Records for this task |
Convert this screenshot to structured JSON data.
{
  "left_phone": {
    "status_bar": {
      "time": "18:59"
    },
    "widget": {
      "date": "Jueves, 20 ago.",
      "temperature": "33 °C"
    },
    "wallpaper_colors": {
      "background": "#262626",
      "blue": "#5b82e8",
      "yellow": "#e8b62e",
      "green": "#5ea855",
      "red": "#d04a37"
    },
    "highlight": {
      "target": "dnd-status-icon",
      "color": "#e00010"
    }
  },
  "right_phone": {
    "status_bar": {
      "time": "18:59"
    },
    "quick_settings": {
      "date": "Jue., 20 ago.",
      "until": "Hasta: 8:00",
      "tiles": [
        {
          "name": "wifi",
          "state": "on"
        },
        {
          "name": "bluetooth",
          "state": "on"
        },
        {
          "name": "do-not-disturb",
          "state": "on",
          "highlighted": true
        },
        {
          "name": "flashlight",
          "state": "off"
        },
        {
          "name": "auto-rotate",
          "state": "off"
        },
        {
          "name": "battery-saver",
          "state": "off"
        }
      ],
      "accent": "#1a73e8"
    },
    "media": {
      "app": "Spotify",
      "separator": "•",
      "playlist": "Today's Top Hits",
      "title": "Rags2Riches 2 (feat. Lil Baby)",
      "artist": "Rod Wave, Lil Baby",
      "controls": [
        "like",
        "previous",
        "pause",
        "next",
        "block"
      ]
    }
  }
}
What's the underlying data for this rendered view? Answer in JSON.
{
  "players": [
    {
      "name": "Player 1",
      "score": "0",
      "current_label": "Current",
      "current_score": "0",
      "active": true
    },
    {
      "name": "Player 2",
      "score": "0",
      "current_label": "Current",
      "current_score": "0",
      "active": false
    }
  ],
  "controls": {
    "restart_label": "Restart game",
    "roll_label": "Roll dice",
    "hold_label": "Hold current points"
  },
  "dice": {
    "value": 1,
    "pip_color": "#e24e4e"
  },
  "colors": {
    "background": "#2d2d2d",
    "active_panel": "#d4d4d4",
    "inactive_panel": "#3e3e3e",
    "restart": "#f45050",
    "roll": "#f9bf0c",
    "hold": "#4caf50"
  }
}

Objective | Starting at the line that contains "What's the underlying", copy each line exactly through the end of the listing above. Include that first line and the last one, and add nothing.

Solved exercise |
What's the underlying data for this rendered view? Answer in JSON.
{
  "players": [
    {
      "name": "Player 1",
      "score": "0",
      "current_label": "Current",
      "current_score": "0",
      "active": true
    },
    {
      "name": "Player 2",
      "score": "0",
      "current_label": "Current",
      "current_score": "0",
      "active": false
    }
  ],
  "controls": {
    "restart_label": "Restart game",
    "roll_label": "Roll dice",
    "hold_label": "Hold current points"
  },
  "dice": {
    "value": 1,
    "pip_color": "#e24e4e"
  },
  "colors": {
    "background": "#2d2d2d",
    "active_panel": "#d4d4d4",
    "inactive_panel": "#3e3e3e",
    "restart": "#f45050",
    "roll": "#f9bf0c",
    "hold": "#4caf50"
  }
}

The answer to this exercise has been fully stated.